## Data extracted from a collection

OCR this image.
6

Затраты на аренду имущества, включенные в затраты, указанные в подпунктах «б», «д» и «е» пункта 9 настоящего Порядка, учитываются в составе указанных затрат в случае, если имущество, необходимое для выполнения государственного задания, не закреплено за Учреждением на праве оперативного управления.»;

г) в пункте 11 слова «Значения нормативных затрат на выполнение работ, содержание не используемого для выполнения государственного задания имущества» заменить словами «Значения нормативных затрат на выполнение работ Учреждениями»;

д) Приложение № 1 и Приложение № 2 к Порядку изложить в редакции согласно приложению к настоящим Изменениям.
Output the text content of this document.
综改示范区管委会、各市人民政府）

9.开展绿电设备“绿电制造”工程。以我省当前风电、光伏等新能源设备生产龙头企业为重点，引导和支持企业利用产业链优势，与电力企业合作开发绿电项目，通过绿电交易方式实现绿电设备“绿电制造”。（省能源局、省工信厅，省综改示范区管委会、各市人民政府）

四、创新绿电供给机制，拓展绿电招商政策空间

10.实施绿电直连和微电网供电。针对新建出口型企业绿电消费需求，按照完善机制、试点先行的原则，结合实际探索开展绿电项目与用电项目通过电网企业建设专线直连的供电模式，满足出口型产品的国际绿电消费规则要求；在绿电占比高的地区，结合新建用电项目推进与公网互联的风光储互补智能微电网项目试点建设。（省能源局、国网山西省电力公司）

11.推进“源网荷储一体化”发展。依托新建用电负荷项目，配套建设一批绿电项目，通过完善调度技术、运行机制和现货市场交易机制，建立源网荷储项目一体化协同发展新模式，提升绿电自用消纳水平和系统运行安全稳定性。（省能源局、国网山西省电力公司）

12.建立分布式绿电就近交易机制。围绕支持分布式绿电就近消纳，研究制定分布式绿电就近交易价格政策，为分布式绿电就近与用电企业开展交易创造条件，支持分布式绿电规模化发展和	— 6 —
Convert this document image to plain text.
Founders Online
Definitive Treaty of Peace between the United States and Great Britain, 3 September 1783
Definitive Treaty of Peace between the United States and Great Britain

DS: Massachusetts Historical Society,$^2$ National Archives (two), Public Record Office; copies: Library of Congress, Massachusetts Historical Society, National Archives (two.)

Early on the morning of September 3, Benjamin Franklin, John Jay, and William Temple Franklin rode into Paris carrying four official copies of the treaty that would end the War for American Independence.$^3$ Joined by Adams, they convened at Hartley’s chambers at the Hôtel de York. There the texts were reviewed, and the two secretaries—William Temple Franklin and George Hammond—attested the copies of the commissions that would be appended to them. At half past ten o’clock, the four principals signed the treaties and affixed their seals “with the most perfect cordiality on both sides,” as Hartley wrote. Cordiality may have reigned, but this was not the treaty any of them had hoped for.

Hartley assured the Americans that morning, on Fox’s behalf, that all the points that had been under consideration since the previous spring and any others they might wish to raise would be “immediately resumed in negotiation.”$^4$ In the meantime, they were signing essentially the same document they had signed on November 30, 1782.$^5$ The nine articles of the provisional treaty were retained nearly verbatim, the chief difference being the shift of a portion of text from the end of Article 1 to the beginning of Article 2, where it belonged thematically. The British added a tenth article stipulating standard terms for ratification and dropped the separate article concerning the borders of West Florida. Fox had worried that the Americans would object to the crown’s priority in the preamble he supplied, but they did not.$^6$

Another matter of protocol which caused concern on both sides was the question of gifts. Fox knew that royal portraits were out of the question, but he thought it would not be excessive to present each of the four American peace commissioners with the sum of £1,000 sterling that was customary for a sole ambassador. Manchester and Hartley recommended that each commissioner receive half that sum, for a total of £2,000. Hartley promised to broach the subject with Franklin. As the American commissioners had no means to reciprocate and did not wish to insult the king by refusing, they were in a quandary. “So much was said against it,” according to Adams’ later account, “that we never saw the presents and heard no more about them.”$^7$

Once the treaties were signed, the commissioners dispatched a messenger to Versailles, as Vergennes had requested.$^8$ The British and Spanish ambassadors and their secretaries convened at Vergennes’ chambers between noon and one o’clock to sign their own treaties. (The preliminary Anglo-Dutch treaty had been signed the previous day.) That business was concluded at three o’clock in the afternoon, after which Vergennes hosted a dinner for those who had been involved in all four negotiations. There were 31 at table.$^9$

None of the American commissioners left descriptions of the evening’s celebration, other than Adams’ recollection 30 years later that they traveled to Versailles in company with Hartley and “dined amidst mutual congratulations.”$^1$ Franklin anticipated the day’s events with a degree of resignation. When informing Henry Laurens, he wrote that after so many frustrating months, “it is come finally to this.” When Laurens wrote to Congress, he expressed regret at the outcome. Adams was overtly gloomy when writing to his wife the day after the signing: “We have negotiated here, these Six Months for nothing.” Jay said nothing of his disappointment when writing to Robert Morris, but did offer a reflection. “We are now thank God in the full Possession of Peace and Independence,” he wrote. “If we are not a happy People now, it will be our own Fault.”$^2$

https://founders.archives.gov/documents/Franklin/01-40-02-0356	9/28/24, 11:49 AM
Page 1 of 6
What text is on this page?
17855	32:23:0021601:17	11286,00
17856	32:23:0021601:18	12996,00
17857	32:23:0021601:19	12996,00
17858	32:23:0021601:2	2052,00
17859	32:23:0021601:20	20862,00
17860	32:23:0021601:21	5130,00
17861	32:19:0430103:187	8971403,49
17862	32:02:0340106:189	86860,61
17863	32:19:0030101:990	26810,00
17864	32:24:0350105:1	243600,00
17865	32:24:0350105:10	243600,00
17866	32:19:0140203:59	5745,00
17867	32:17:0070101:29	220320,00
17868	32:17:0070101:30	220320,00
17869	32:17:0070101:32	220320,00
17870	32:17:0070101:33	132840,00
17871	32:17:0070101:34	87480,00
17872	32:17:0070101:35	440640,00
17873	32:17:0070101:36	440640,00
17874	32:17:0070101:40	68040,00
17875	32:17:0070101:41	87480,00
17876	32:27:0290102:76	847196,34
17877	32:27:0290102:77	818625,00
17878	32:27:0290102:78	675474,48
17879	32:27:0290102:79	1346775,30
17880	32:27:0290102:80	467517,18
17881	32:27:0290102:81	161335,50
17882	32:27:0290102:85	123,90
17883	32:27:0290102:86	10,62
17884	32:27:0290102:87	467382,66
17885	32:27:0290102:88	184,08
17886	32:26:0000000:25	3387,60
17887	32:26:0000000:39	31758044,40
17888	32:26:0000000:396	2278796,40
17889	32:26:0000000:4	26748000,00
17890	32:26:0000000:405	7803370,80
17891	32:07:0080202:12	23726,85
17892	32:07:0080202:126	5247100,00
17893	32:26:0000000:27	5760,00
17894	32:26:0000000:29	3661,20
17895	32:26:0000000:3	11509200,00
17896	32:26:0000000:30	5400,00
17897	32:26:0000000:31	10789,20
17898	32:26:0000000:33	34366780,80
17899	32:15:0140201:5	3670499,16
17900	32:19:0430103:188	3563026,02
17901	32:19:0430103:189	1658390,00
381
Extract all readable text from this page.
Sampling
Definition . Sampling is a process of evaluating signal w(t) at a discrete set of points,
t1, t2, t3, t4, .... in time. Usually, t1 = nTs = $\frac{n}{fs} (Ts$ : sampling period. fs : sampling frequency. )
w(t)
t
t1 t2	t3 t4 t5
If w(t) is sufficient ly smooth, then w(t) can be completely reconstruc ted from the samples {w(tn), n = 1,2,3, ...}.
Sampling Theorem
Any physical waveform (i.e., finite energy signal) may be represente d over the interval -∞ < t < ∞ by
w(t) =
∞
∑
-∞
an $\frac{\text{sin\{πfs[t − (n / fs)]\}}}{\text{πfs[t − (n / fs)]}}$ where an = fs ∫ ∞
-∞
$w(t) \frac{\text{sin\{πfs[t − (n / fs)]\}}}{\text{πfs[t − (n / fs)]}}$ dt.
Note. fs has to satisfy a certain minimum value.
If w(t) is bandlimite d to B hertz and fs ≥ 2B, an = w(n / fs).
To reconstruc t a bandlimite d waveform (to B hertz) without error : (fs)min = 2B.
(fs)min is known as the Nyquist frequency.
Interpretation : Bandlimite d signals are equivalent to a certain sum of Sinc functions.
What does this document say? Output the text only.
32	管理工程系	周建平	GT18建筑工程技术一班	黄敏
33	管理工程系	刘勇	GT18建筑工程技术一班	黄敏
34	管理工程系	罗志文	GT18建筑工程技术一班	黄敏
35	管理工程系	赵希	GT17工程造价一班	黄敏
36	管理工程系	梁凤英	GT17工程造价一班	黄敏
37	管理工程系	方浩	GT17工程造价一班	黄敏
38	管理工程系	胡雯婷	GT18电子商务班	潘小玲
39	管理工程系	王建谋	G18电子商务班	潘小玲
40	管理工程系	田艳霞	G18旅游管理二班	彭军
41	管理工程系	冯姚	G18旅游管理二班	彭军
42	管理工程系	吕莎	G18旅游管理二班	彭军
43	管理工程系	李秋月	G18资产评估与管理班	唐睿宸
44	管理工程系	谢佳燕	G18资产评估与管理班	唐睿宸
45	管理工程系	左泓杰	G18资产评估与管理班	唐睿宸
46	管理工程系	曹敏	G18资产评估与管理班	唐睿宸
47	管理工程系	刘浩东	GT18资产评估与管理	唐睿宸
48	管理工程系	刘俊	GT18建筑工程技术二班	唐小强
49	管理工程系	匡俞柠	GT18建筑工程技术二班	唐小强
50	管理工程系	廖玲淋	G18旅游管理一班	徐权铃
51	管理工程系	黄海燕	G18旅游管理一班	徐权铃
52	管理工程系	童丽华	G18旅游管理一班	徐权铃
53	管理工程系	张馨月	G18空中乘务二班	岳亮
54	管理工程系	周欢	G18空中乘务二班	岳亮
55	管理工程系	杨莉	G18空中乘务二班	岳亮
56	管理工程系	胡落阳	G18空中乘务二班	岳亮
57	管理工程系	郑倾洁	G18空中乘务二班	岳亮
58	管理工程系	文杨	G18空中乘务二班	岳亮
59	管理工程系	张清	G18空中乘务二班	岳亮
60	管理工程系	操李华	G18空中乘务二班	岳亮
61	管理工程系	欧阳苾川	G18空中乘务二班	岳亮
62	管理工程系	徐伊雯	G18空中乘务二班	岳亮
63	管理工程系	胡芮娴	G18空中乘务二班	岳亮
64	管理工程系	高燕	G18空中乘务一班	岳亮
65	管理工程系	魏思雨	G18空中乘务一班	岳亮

## WORK TO DO
Looking at the data above, show all lines where the word "Definitive" occurs.

## EXERCISE RESULT
Definitive Treaty of Peace between the United States and Great Britain, 3 September 1783
Definitive Treaty of Peace between the United States and Great Britain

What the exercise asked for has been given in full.